Reproduce all the lines below exactly and omit the images.

Given information:
__________
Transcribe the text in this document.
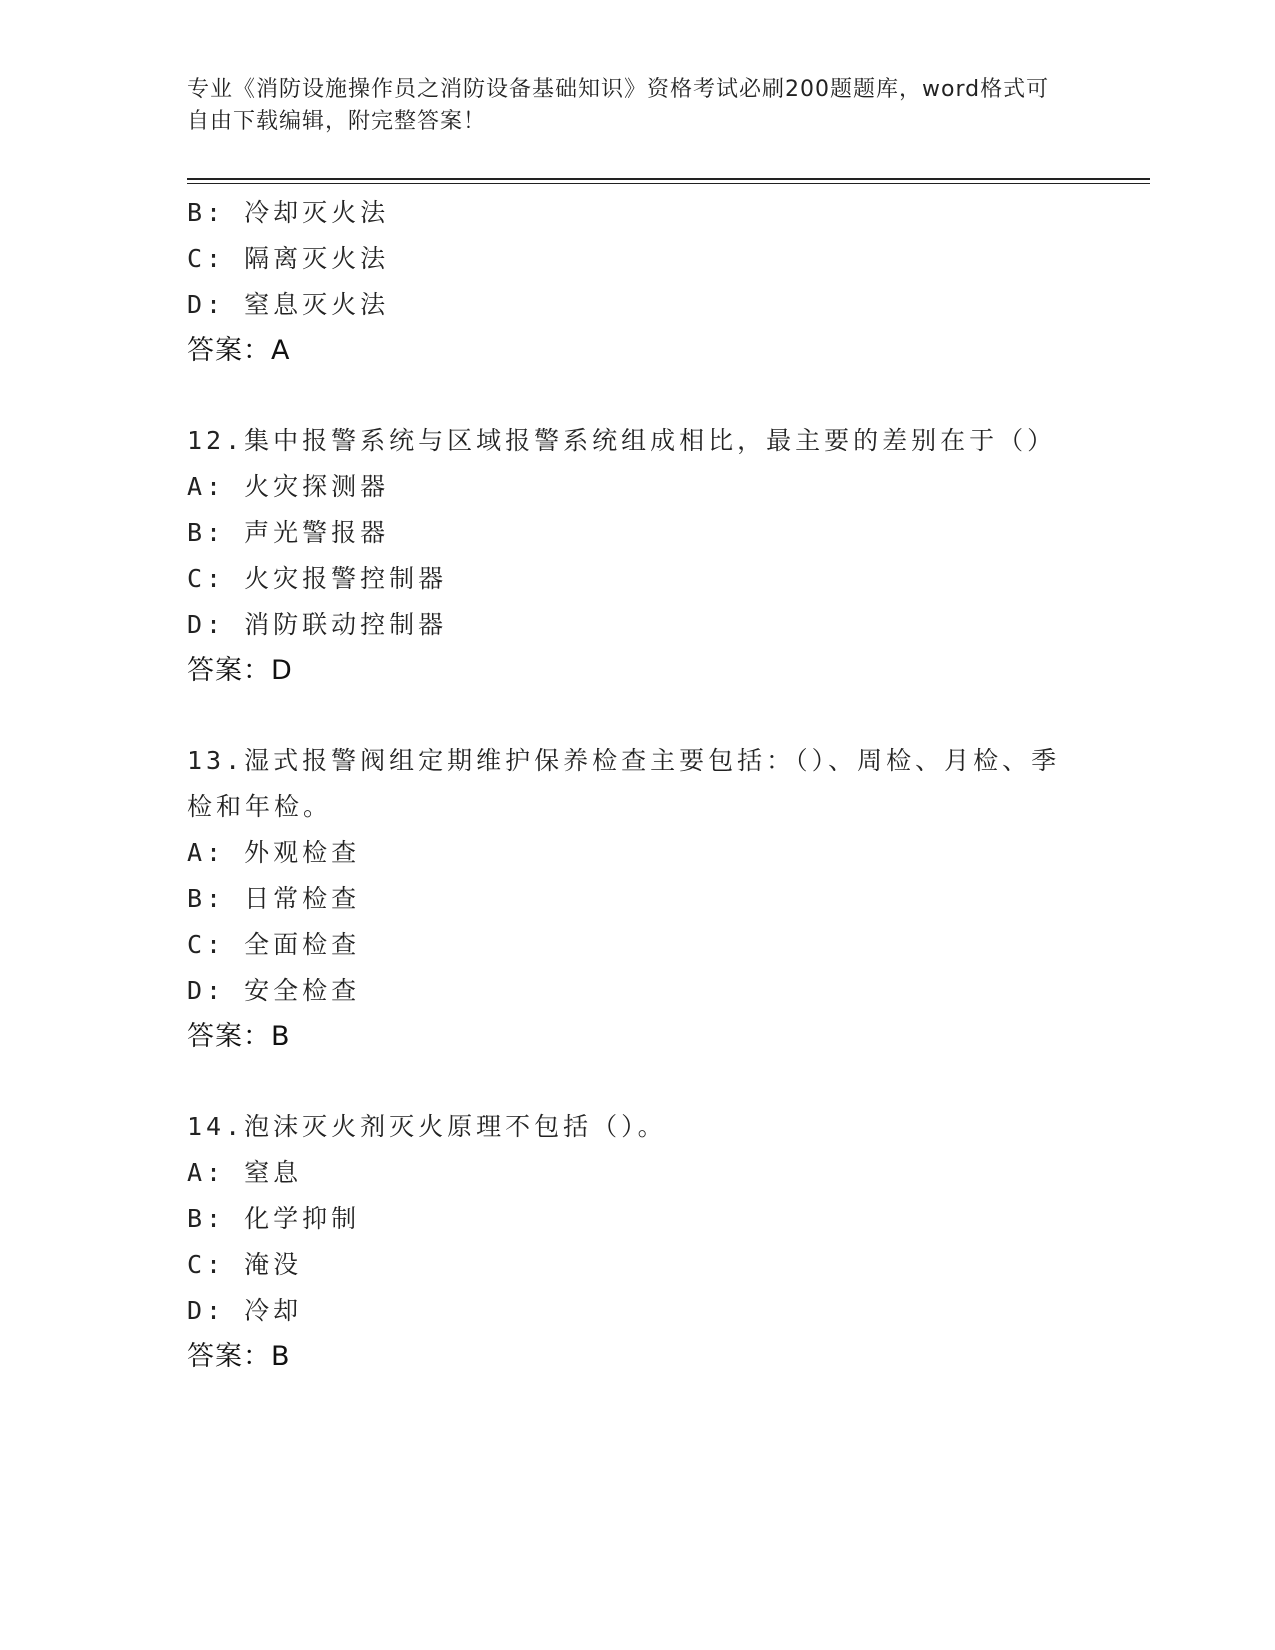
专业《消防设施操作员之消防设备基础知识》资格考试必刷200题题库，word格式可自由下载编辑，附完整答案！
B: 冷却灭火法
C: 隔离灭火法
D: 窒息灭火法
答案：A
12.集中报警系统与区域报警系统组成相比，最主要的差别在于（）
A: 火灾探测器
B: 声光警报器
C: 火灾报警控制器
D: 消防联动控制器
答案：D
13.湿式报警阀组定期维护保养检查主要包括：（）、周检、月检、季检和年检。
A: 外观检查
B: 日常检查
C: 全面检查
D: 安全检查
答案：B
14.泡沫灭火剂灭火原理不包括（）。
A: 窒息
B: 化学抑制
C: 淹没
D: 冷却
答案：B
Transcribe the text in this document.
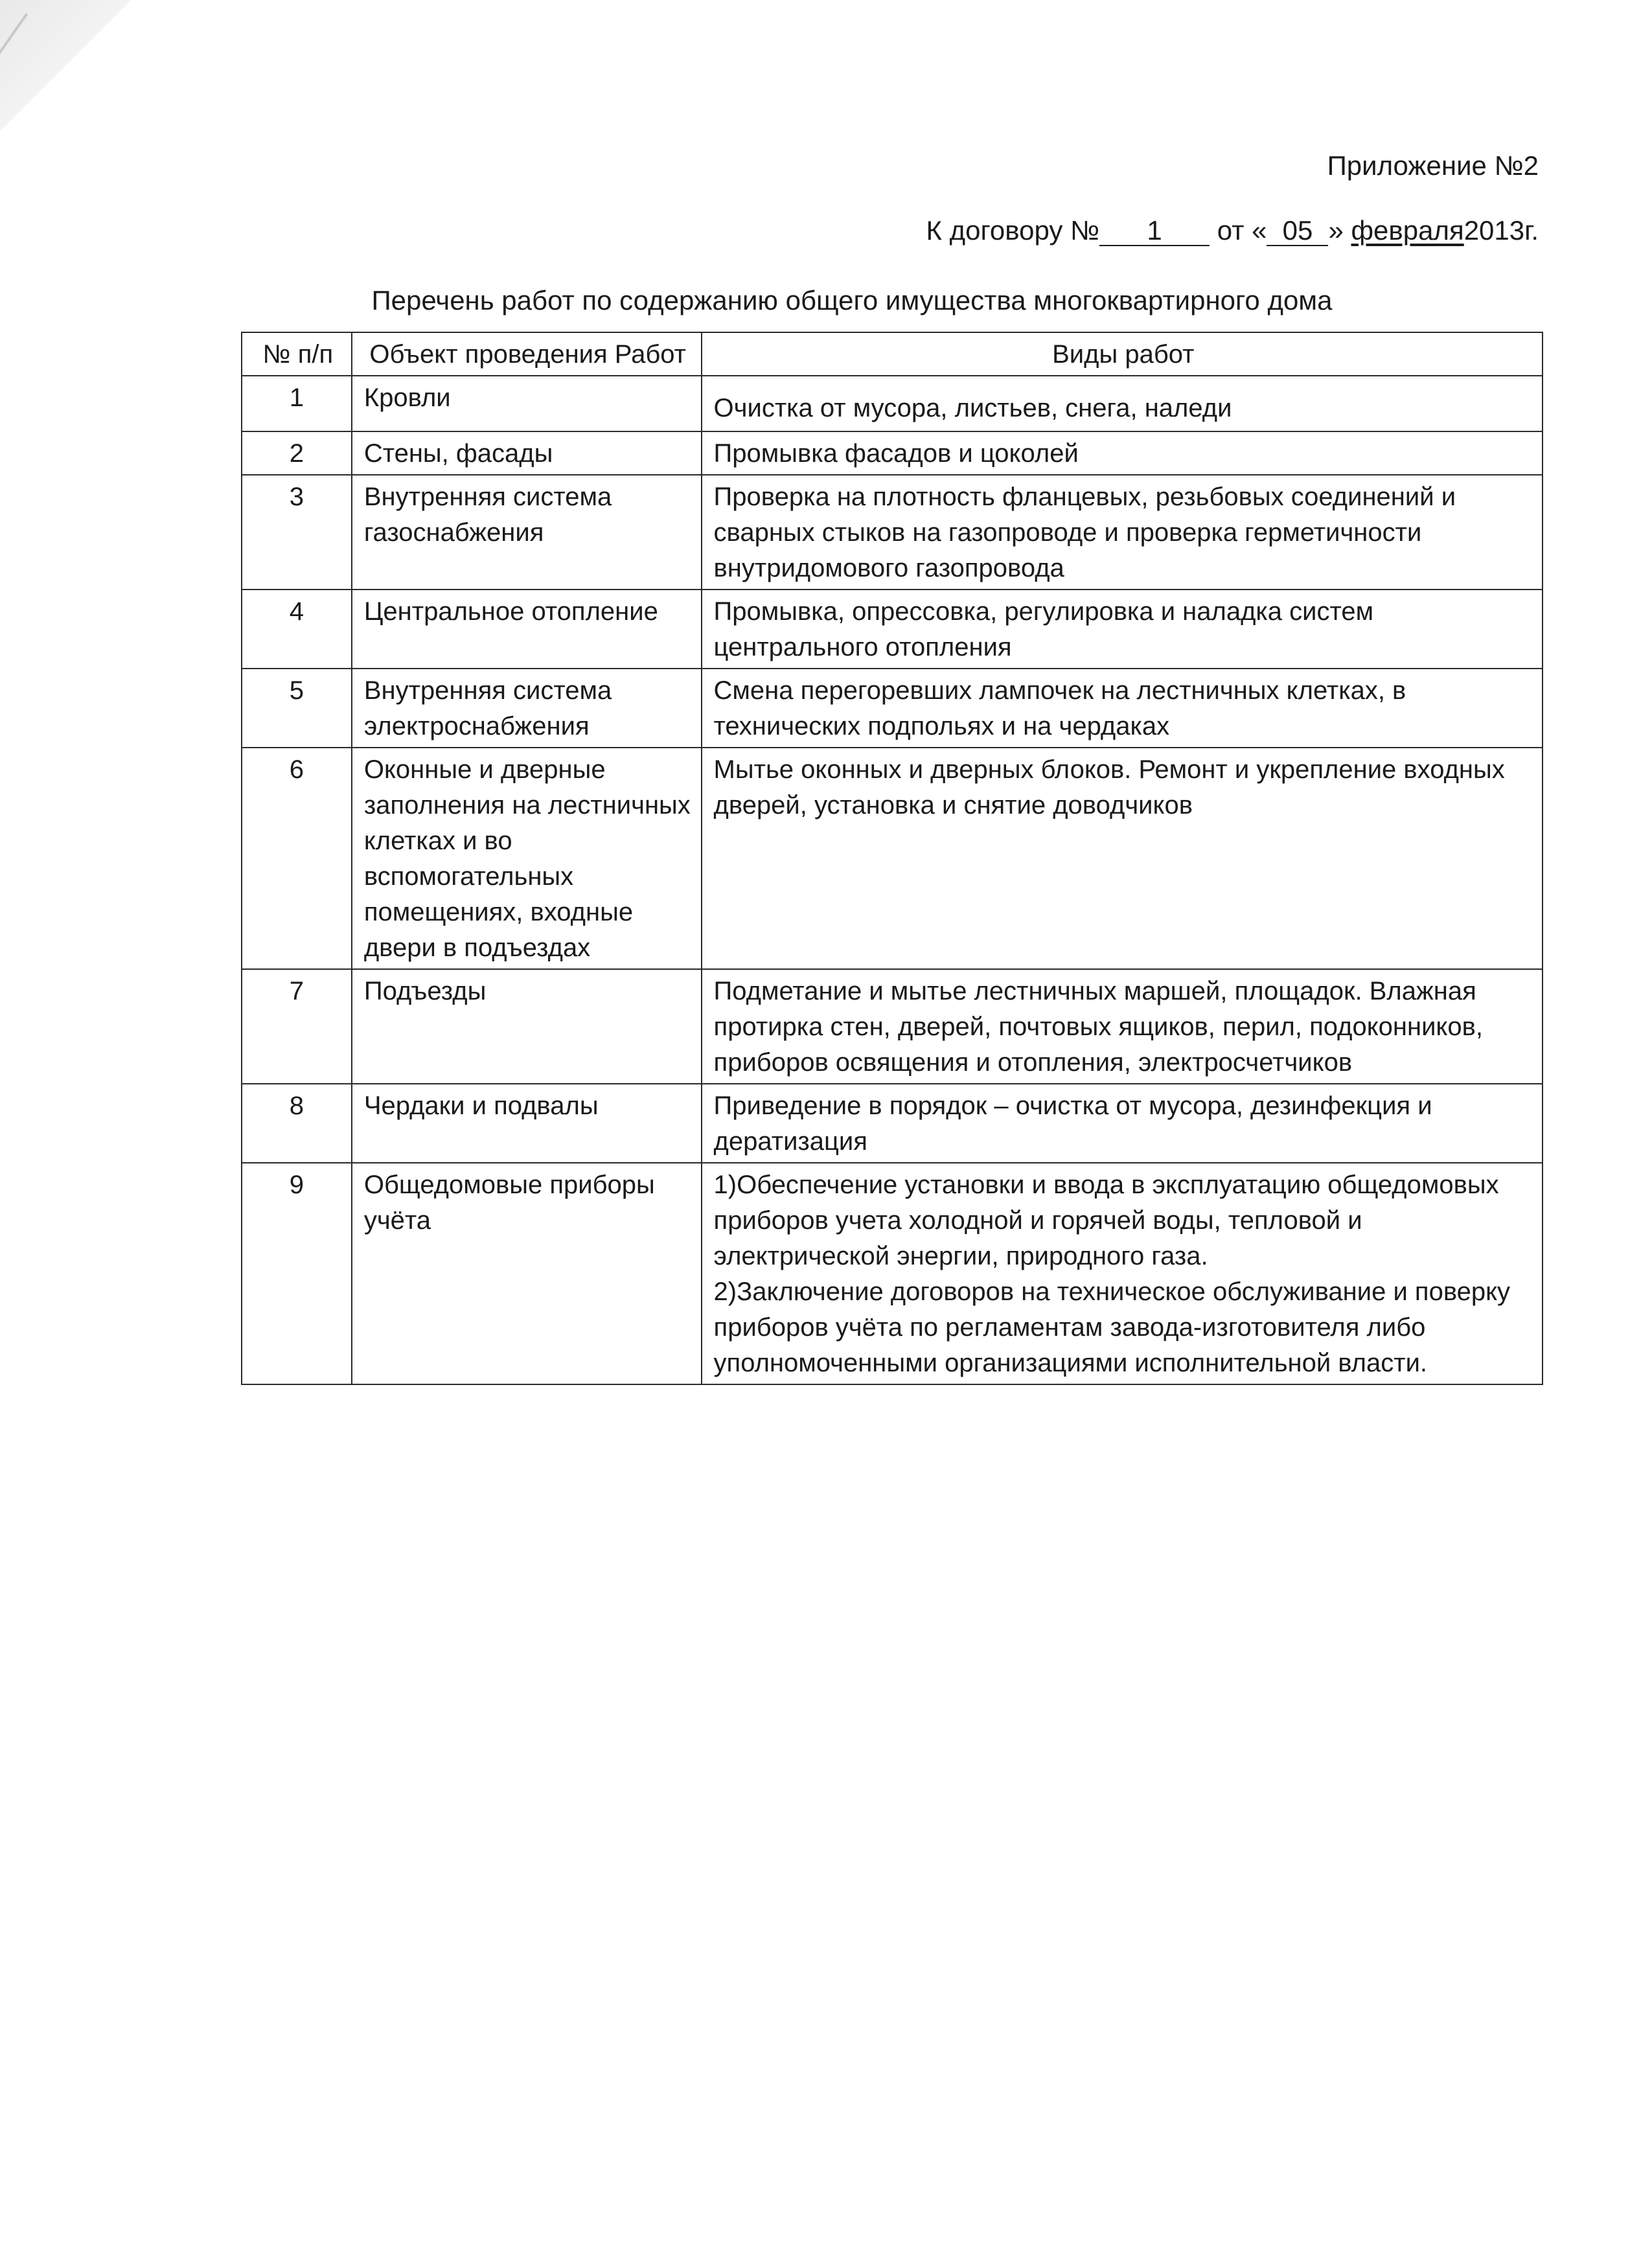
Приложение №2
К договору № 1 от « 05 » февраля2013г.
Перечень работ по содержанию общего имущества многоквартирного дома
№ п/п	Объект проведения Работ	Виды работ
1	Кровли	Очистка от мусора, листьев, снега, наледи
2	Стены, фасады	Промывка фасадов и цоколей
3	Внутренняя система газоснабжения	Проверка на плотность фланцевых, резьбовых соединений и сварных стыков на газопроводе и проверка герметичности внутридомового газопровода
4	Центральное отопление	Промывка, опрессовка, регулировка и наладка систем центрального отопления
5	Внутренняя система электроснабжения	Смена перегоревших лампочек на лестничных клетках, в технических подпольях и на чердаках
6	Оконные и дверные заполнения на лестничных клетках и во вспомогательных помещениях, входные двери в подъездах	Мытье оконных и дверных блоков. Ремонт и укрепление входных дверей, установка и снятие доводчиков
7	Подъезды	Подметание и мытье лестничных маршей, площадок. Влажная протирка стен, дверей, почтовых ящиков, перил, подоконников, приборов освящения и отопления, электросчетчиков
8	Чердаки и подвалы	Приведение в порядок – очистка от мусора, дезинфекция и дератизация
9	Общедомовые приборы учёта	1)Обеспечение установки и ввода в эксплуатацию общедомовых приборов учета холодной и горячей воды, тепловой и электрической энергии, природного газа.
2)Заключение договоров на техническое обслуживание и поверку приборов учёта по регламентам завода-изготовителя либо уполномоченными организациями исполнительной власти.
__________
Right answer:
Transcribe the text in this document.
专业《消防设施操作员之消防设备基础知识》资格考试必刷200题题库，word格式可自由下载编辑，附完整答案！
B: 冷却灭火法
C: 隔离灭火法
D: 窒息灭火法
答案：A
12.集中报警系统与区域报警系统组成相比，最主要的差别在于（）
A: 火灾探测器
B: 声光警报器
C: 火灾报警控制器
D: 消防联动控制器
答案：D
13.湿式报警阀组定期维护保养检查主要包括：（）、周检、月检、季检和年检。
A: 外观检查
B: 日常检查
C: 全面检查
D: 安全检查
答案：B
14.泡沫灭火剂灭火原理不包括（）。
A: 窒息
B: 化学抑制
C: 淹没
D: 冷却
答案：B
Transcribe the text in this document.
Приложение №2
К договору № 1 от « 05 » февраля2013г.
Перечень работ по содержанию общего имущества многоквартирного дома
№ п/п	Объект проведения Работ	Виды работ
1	Кровли	Очистка от мусора, листьев, снега, наледи
2	Стены, фасады	Промывка фасадов и цоколей
3	Внутренняя система газоснабжения	Проверка на плотность фланцевых, резьбовых соединений и сварных стыков на газопроводе и проверка герметичности внутридомового газопровода
4	Центральное отопление	Промывка, опрессовка, регулировка и наладка систем центрального отопления
5	Внутренняя система электроснабжения	Смена перегоревших лампочек на лестничных клетках, в технических подпольях и на чердаках
6	Оконные и дверные заполнения на лестничных клетках и во вспомогательных помещениях, входные двери в подъездах	Мытье оконных и дверных блоков. Ремонт и укрепление входных дверей, установка и снятие доводчиков
7	Подъезды	Подметание и мытье лестничных маршей, площадок. Влажная протирка стен, дверей, почтовых ящиков, перил, подоконников, приборов освящения и отопления, электросчетчиков
8	Чердаки и подвалы	Приведение в порядок – очистка от мусора, дезинфекция и дератизация
9	Общедомовые приборы учёта	1)Обеспечение установки и ввода в эксплуатацию общедомовых приборов учета холодной и горячей воды, тепловой и электрической энергии, природного газа.
2)Заключение договоров на техническое обслуживание и поверку приборов учёта по регламентам завода-изготовителя либо уполномоченными организациями исполнительной власти.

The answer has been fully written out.